[Collected data]
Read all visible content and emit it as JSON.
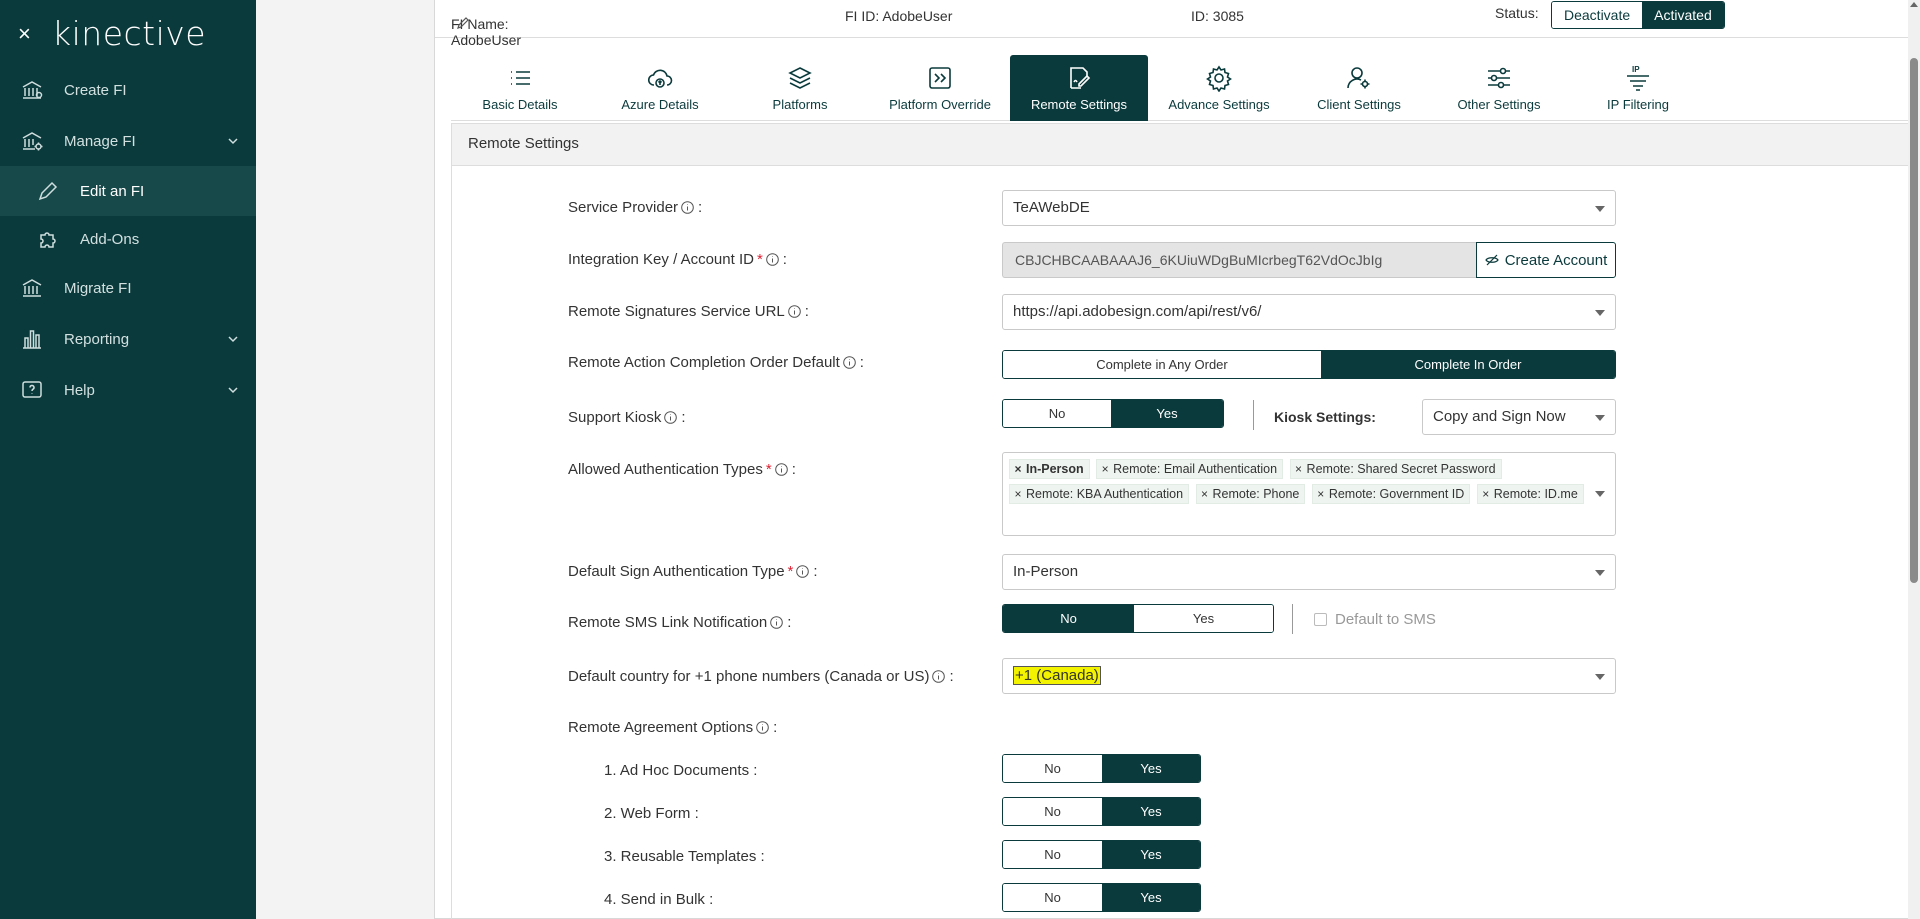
{
  "sidebar": {
    "brand": "kinective",
    "close_icon": "×",
    "items": [
      {
        "label": "Create FI",
        "icon": "bank-icon"
      },
      {
        "label": "Manage FI",
        "icon": "bank-gear-icon"
      },
      {
        "label": "Edit an FI",
        "icon": "pencil-icon"
      },
      {
        "label": "Add-Ons",
        "icon": "puzzle-icon"
      },
      {
        "label": "Migrate FI",
        "icon": "bank-arrow-icon"
      },
      {
        "label": "Reporting",
        "icon": "bar-chart-icon"
      },
      {
        "label": "Help",
        "icon": "help-icon"
      }
    ]
  },
  "header": {
    "fi_name": "FI Name: AdobeUser",
    "fi_id": "FI ID: AdobeUser",
    "id": "ID: 3085",
    "status_label": "Status:",
    "deactivate": "Deactivate",
    "activated": "Activated"
  },
  "tabs": [
    {
      "label": "Basic Details",
      "icon": "list-icon"
    },
    {
      "label": "Azure Details",
      "icon": "cloud-upload-icon"
    },
    {
      "label": "Platforms",
      "icon": "layers-icon"
    },
    {
      "label": "Platform Override",
      "icon": "override-icon"
    },
    {
      "label": "Remote Settings",
      "icon": "remote-sign-icon"
    },
    {
      "label": "Advance Settings",
      "icon": "gear-icon"
    },
    {
      "label": "Client Settings",
      "icon": "user-gear-icon"
    },
    {
      "label": "Other Settings",
      "icon": "sliders-icon"
    },
    {
      "label": "IP Filtering",
      "icon": "ip-filter-icon"
    }
  ],
  "section": {
    "title": "Remote Settings",
    "service_provider": {
      "label": "Service Provider",
      "value": "TeAWebDE"
    },
    "integration_key": {
      "label": "Integration Key / Account ID",
      "value": "CBJCHBCAABAAAJ6_6KUiuWDgBuMIcrbegT62VdOcJbIg",
      "button": "Create Account"
    },
    "service_url": {
      "label": "Remote Signatures Service URL",
      "value": "https://api.adobesign.com/api/rest/v6/"
    },
    "completion_order": {
      "label": "Remote Action Completion Order Default",
      "options": [
        "Complete in Any Order",
        "Complete In Order"
      ],
      "selected": "Complete In Order"
    },
    "support_kiosk": {
      "label": "Support Kiosk",
      "options": [
        "No",
        "Yes"
      ],
      "selected": "Yes",
      "kiosk_label": "Kiosk Settings:",
      "kiosk_value": "Copy and Sign Now"
    },
    "auth_types": {
      "label": "Allowed Authentication Types",
      "chips": [
        "In-Person",
        "Remote: Email Authentication",
        "Remote: Shared Secret Password",
        "Remote: KBA Authentication",
        "Remote: Phone",
        "Remote: Government ID",
        "Remote: ID.me"
      ],
      "remove": "×"
    },
    "default_auth": {
      "label": "Default Sign Authentication Type",
      "value": "In-Person"
    },
    "sms_link": {
      "label": "Remote SMS Link Notification",
      "options": [
        "No",
        "Yes"
      ],
      "selected": "No",
      "checkbox_label": "Default to SMS"
    },
    "default_country": {
      "label": "Default country for +1 phone numbers (Canada or US)",
      "value": "+1 (Canada)"
    },
    "agreement_options": {
      "label": "Remote Agreement Options",
      "items": [
        {
          "label": "1. Ad Hoc Documents :",
          "selected": "Yes"
        },
        {
          "label": "2. Web Form :",
          "selected": "Yes"
        },
        {
          "label": "3. Reusable Templates :",
          "selected": "Yes"
        },
        {
          "label": "4. Send in Bulk :",
          "selected": "Yes"
        }
      ],
      "no": "No",
      "yes": "Yes"
    },
    "colon": ":",
    "required": "*"
  },
  "colors": {
    "primary": "#0b3a3c",
    "highlight": "#f3f300",
    "chip_bg": "#eef4f0"
  }
}
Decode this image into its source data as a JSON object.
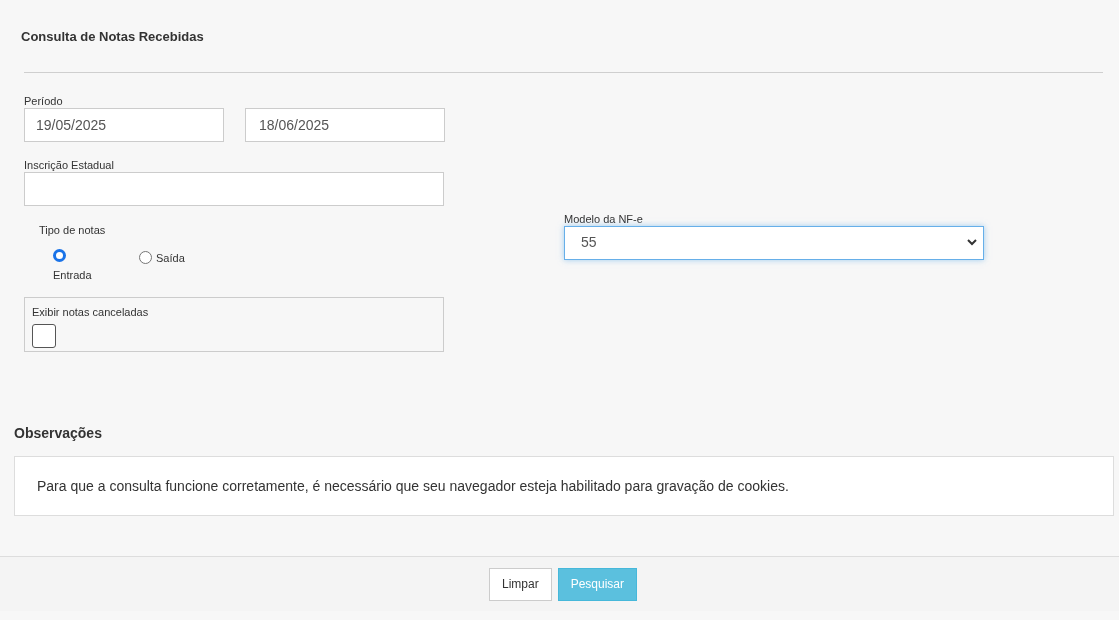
{
  "title": "Consulta de Notas Recebidas",
  "period": {
    "label": "Período",
    "start": "19/05/2025",
    "end": "18/06/2025"
  },
  "state_registration": {
    "label": "Inscrição Estadual"
  },
  "note_type": {
    "label": "Tipo de notas",
    "options": [
      {
        "label": "Entrada",
        "selected": true
      },
      {
        "label": "Saída",
        "selected": false
      }
    ]
  },
  "show_cancelled": {
    "label": "Exibir notas canceladas",
    "checked": false
  },
  "model": {
    "label": "Modelo da NF-e",
    "value": "55"
  },
  "observations": {
    "title": "Observações",
    "text": "Para que a consulta funcione corretamente, é necessário que seu navegador esteja habilitado para gravação de cookies."
  },
  "buttons": [
    {
      "label": "Limpar",
      "kind": "secondary"
    },
    {
      "label": "Pesquisar",
      "kind": "primary"
    }
  ]
}
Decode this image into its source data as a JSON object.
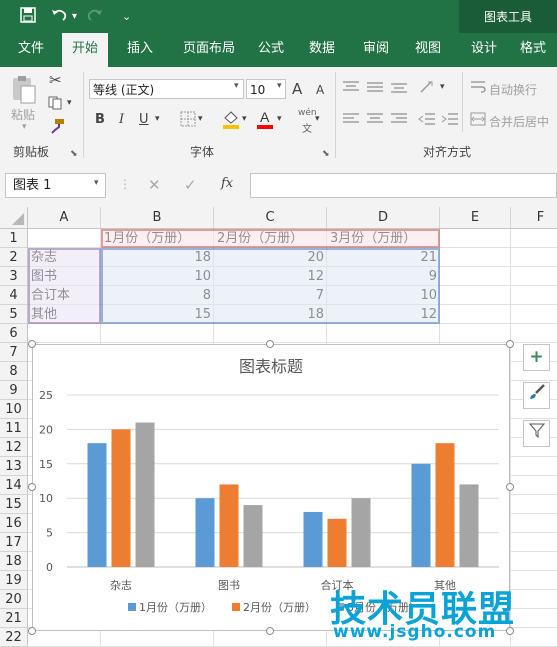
{
  "titlebar": {
    "context_title": "图表工具",
    "icons": [
      "save-icon",
      "undo-icon",
      "redo-icon",
      "customize-qat-icon"
    ]
  },
  "tabs": [
    {
      "label": "文件",
      "active": false
    },
    {
      "label": "开始",
      "active": true
    },
    {
      "label": "插入",
      "active": false
    },
    {
      "label": "页面布局",
      "active": false
    },
    {
      "label": "公式",
      "active": false
    },
    {
      "label": "数据",
      "active": false
    },
    {
      "label": "审阅",
      "active": false
    },
    {
      "label": "视图",
      "active": false
    },
    {
      "label": "设计",
      "active": false
    },
    {
      "label": "格式",
      "active": false
    }
  ],
  "ribbon": {
    "clipboard": {
      "paste_label": "粘贴",
      "group_label": "剪贴板"
    },
    "font": {
      "font_name": "等线 (正文)",
      "font_size": "10",
      "bold": "B",
      "italic": "I",
      "underline": "U",
      "grow": "A",
      "shrink": "A",
      "wen": "wén",
      "group_label": "字体"
    },
    "alignment": {
      "wrap_text": "自动换行",
      "merge_center": "合并后居中",
      "group_label": "对齐方式"
    }
  },
  "formula_bar": {
    "name_box": "图表 1",
    "fx": "fx",
    "formula": ""
  },
  "columns": [
    "A",
    "B",
    "C",
    "D",
    "E",
    "F"
  ],
  "rows": [
    "1",
    "2",
    "3",
    "4",
    "5",
    "6",
    "7",
    "8",
    "9",
    "10",
    "11",
    "12",
    "13",
    "14",
    "15",
    "16",
    "17",
    "18",
    "19",
    "20",
    "21",
    "22"
  ],
  "table": {
    "headers": [
      "1月份（万册）",
      "2月份（万册）",
      "3月份（万册）"
    ],
    "rows": [
      {
        "label": "杂志",
        "values": [
          "18",
          "20",
          "21"
        ]
      },
      {
        "label": "图书",
        "values": [
          "10",
          "12",
          "9"
        ]
      },
      {
        "label": "合订本",
        "values": [
          "8",
          "7",
          "10"
        ]
      },
      {
        "label": "其他",
        "values": [
          "15",
          "18",
          "12"
        ]
      }
    ]
  },
  "chart_data": {
    "type": "bar",
    "title": "图表标题",
    "categories": [
      "杂志",
      "图书",
      "合订本",
      "其他"
    ],
    "series": [
      {
        "name": "1月份（万册）",
        "values": [
          18,
          10,
          8,
          15
        ],
        "color": "#5b9bd5"
      },
      {
        "name": "2月份（万册）",
        "values": [
          20,
          12,
          7,
          18
        ],
        "color": "#ed7d31"
      },
      {
        "name": "3月份（万册）",
        "values": [
          21,
          9,
          10,
          12
        ],
        "color": "#a5a5a5"
      }
    ],
    "ylim": [
      0,
      25
    ],
    "yticks": [
      "0",
      "5",
      "10",
      "15",
      "20",
      "25"
    ],
    "grid": true,
    "legend": "bottom"
  },
  "watermark": {
    "text": "技术员联盟",
    "url": "www.jsgho.com"
  },
  "colors": {
    "brand": "#217346",
    "accent_red": "#ff0000",
    "accent_orange": "#ed7d31"
  }
}
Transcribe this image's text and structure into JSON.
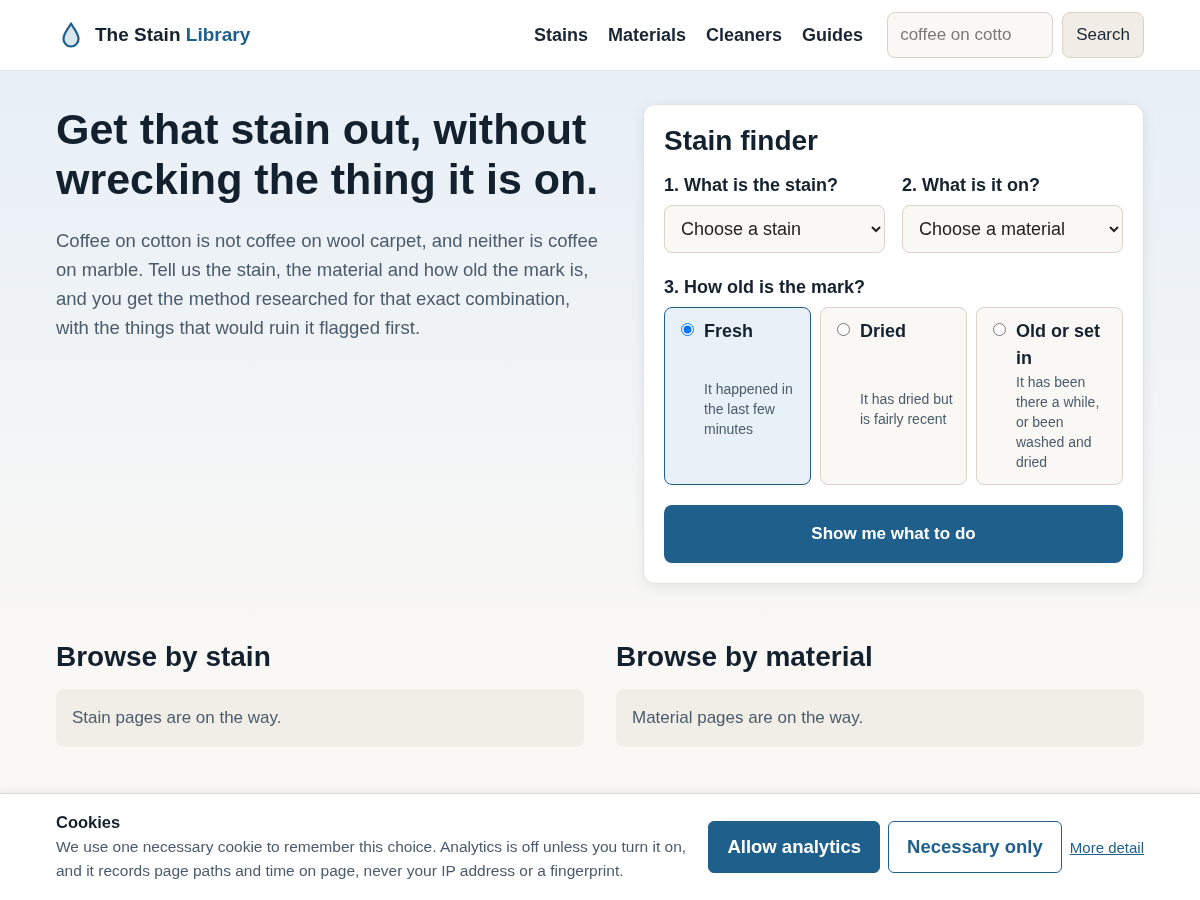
{
  "header": {
    "logo": {
      "name": "The Stain",
      "highlight": "Library"
    },
    "nav": [
      "Stains",
      "Materials",
      "Cleaners",
      "Guides"
    ],
    "search": {
      "placeholder": "coffee on cotto",
      "button": "Search"
    }
  },
  "hero": {
    "title": "Get that stain out, without wrecking the thing it is on.",
    "text": "Coffee on cotton is not coffee on wool carpet, and neither is coffee on marble. Tell us the stain, the material and how old the mark is, and you get the method researched for that exact combination, with the things that would ruin it flagged first."
  },
  "finder": {
    "title": "Stain finder",
    "stain_label": "1. What is the stain?",
    "stain_select": "Choose a stain",
    "material_label": "2. What is it on?",
    "material_select": "Choose a material",
    "age_label": "3. How old is the mark?",
    "age_options": [
      {
        "label": "Fresh",
        "description": "It happened in the last few minutes",
        "selected": true
      },
      {
        "label": "Dried",
        "description": "It has dried but is fairly recent",
        "selected": false
      },
      {
        "label": "Old or set in",
        "description": "It has been there a while, or been washed and dried",
        "selected": false
      }
    ],
    "submit": "Show me what to do"
  },
  "browse": [
    {
      "title": "Browse by stain",
      "text": "Stain pages are on the way."
    },
    {
      "title": "Browse by material",
      "text": "Material pages are on the way."
    }
  ],
  "cookie_banner": {
    "title": "Cookies",
    "text": "We use one necessary cookie to remember this choice. Analytics is off unless you turn it on, and it records page paths and time on page, never your IP address or a fingerprint.",
    "buttons": [
      {
        "label": "Allow analytics",
        "kind": "primary"
      },
      {
        "label": "Necessary only",
        "kind": "secondary"
      }
    ],
    "link": "More detail"
  }
}
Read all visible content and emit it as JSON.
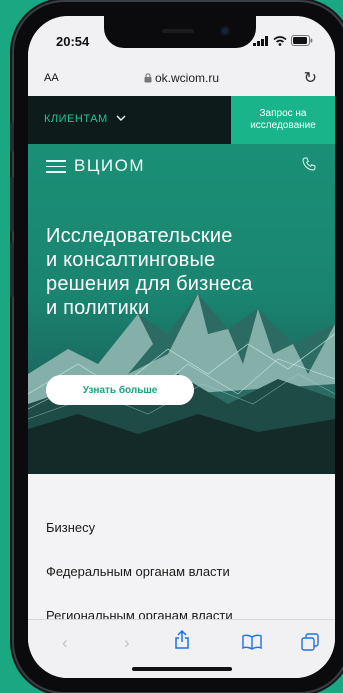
{
  "status": {
    "time": "20:54"
  },
  "browser": {
    "aa_label": "AA",
    "url": "ok.wciom.ru"
  },
  "site": {
    "clients_label": "КЛИЕНТАМ",
    "request_label_line1": "Запрос на",
    "request_label_line2": "исследование",
    "logo": "ВЦИОМ",
    "headline_lines": [
      "Исследовательские",
      "и консалтинговые",
      "решения для бизнеса",
      "и политики"
    ],
    "cta_label": "Узнать больше",
    "menu_items": [
      "Бизнесу",
      "Федеральным органам власти",
      "Региональным органам власти"
    ]
  },
  "colors": {
    "accent": "#19b48a",
    "background": "#1aa882",
    "dark_bar": "#0e1b1b"
  }
}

• _WRITTEN TASK_
Copy out all lines above that include the string "Choose".

• _RESPONSE BELOW_
    "stain_select": "Choose a stain",
    "material_select": "Choose a material",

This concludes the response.